◆ Raw data ◆

◆ ◆ ◆ ◆ ◆

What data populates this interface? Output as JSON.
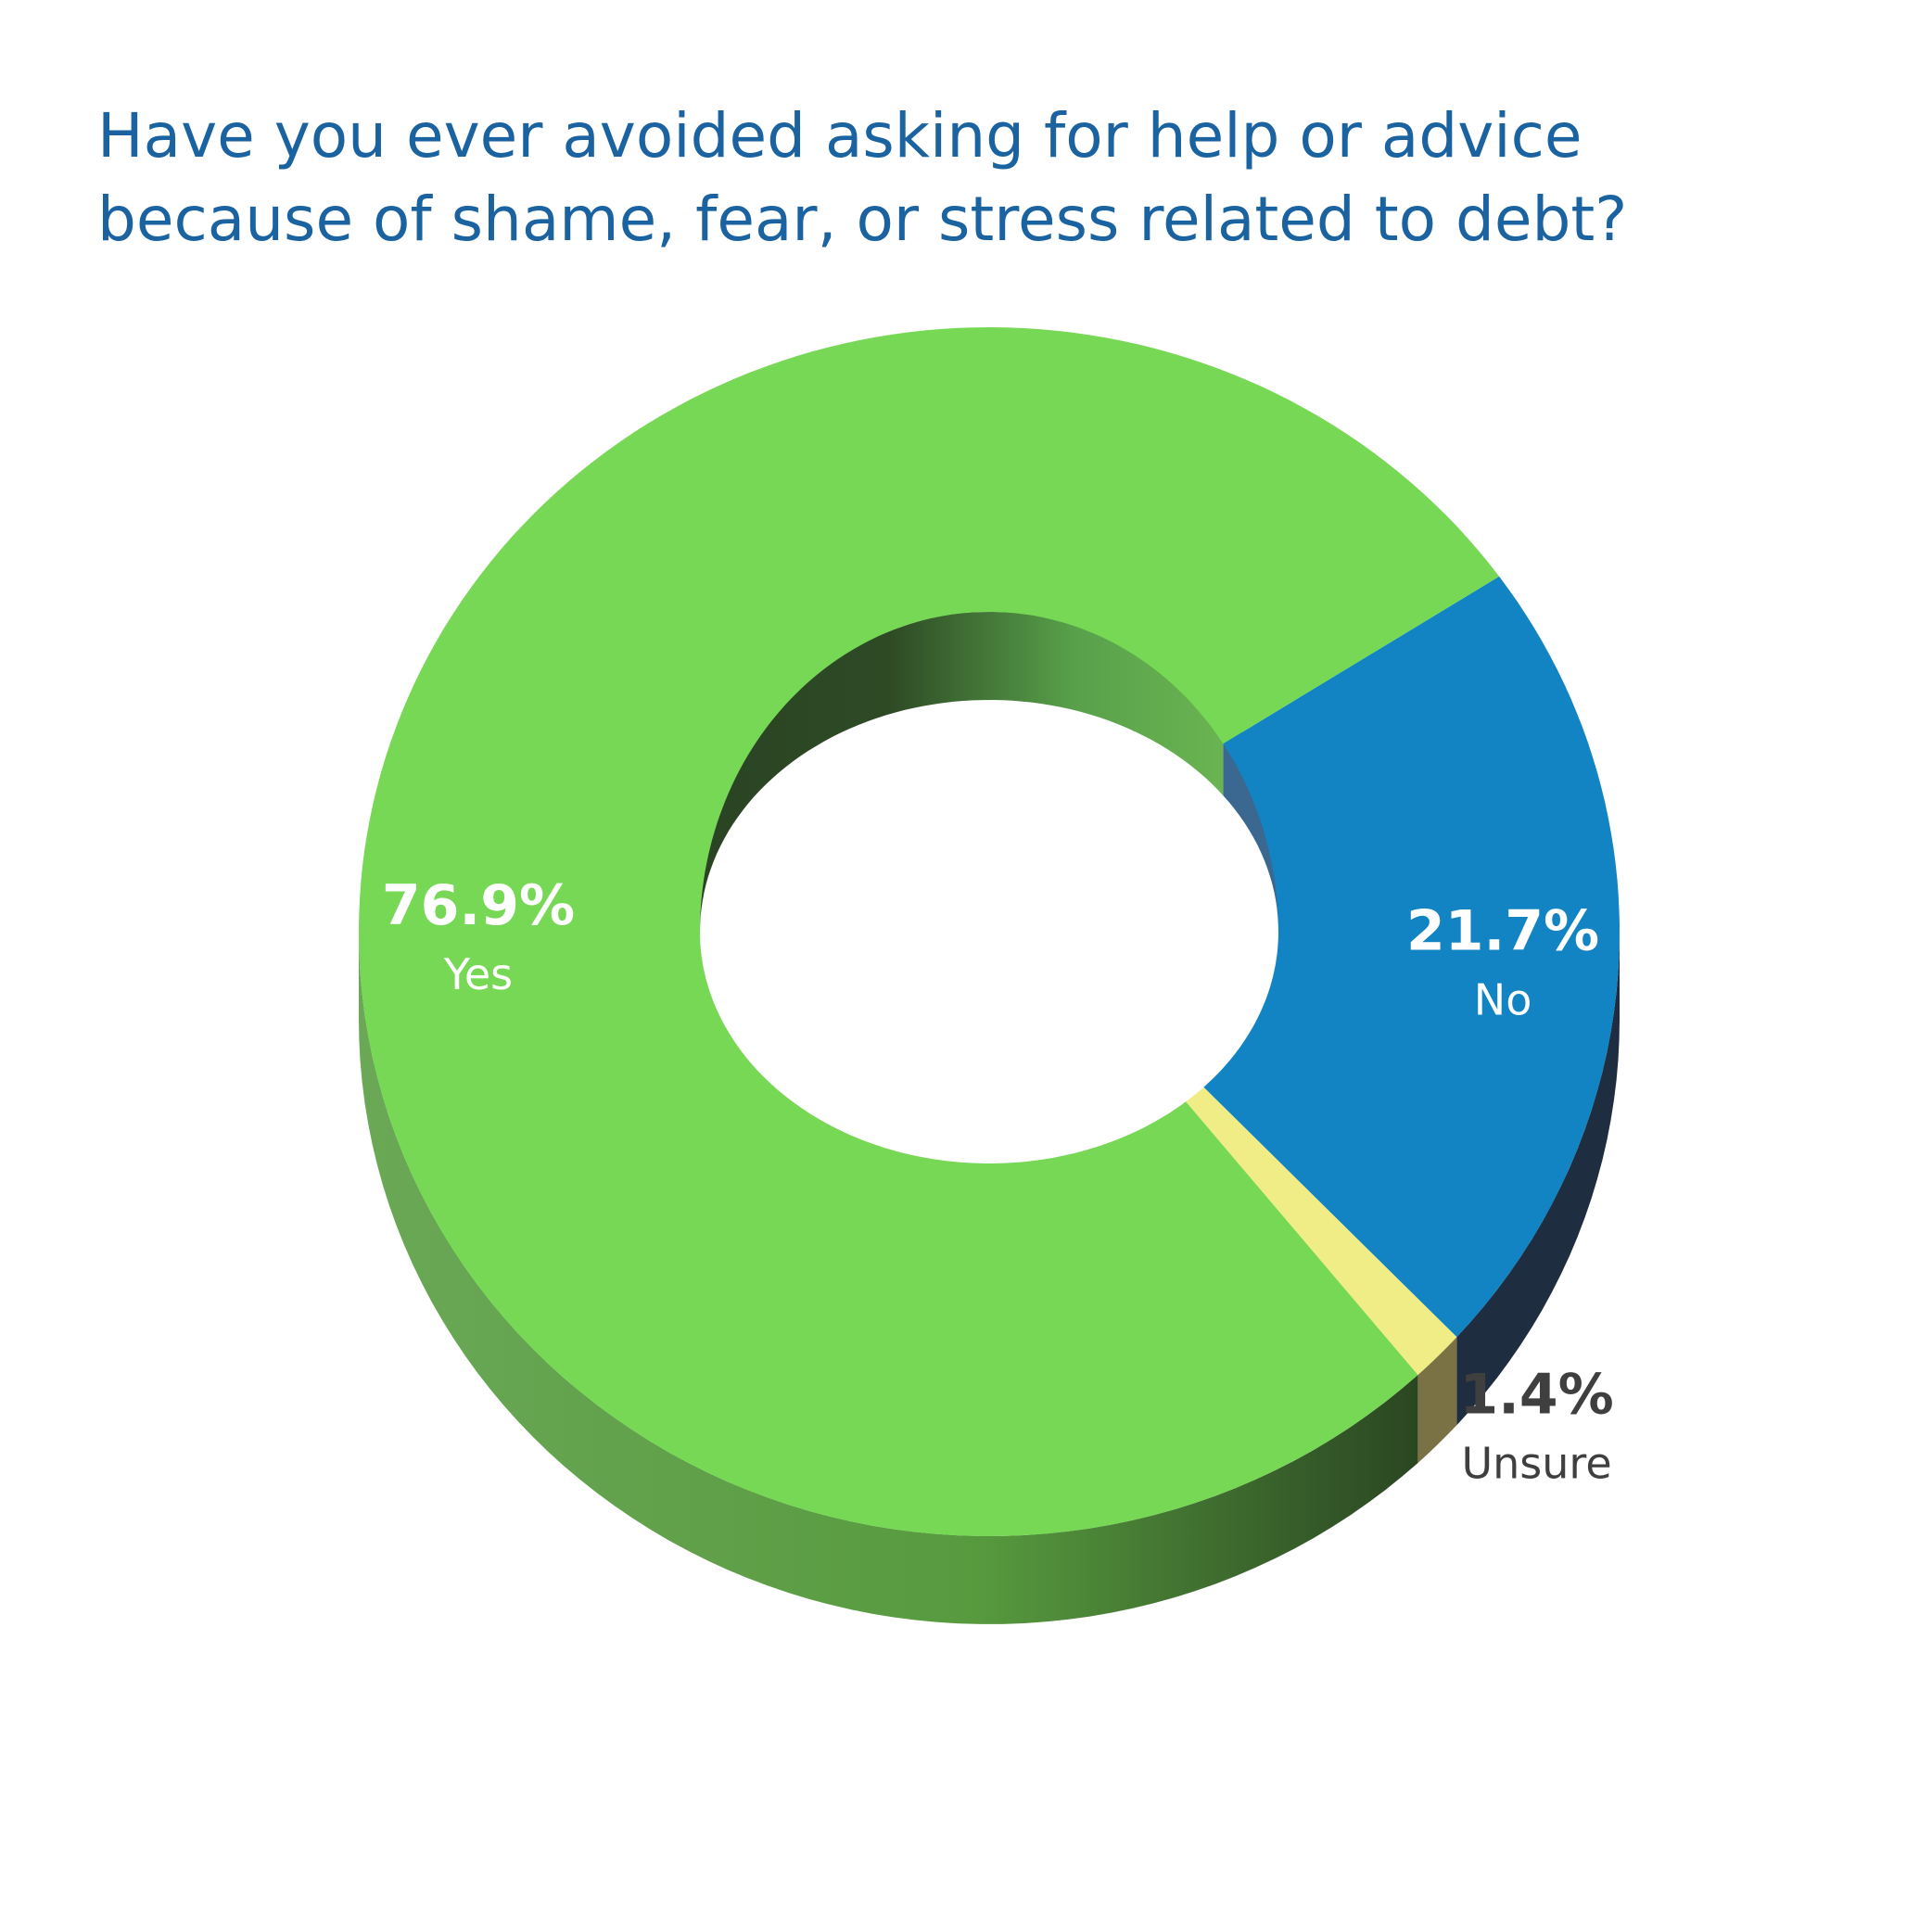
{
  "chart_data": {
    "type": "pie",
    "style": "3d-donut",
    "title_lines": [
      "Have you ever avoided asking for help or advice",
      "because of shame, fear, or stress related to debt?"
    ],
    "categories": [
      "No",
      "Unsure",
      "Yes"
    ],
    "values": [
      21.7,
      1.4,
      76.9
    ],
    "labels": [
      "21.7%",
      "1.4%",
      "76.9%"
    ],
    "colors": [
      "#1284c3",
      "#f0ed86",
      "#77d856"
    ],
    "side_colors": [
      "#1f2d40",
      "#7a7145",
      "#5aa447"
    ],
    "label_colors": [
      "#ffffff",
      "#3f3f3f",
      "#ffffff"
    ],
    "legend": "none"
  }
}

◆ ◆ ◆ ◆ ◆

◆ Exercise task ◆
Quote all of the entries word for word, omitting any pictures.

◆ Exercise response ◆
What data populates this interface? Output as JSON.
{
  "chart_data": {
    "type": "pie",
    "style": "3d-donut",
    "title_lines": [
      "Have you ever avoided asking for help or advice",
      "because of shame, fear, or stress related to debt?"
    ],
    "categories": [
      "No",
      "Unsure",
      "Yes"
    ],
    "values": [
      21.7,
      1.4,
      76.9
    ],
    "labels": [
      "21.7%",
      "1.4%",
      "76.9%"
    ],
    "colors": [
      "#1284c3",
      "#f0ed86",
      "#77d856"
    ],
    "side_colors": [
      "#1f2d40",
      "#7a7145",
      "#5aa447"
    ],
    "label_colors": [
      "#ffffff",
      "#3f3f3f",
      "#ffffff"
    ],
    "legend": "none"
  }
}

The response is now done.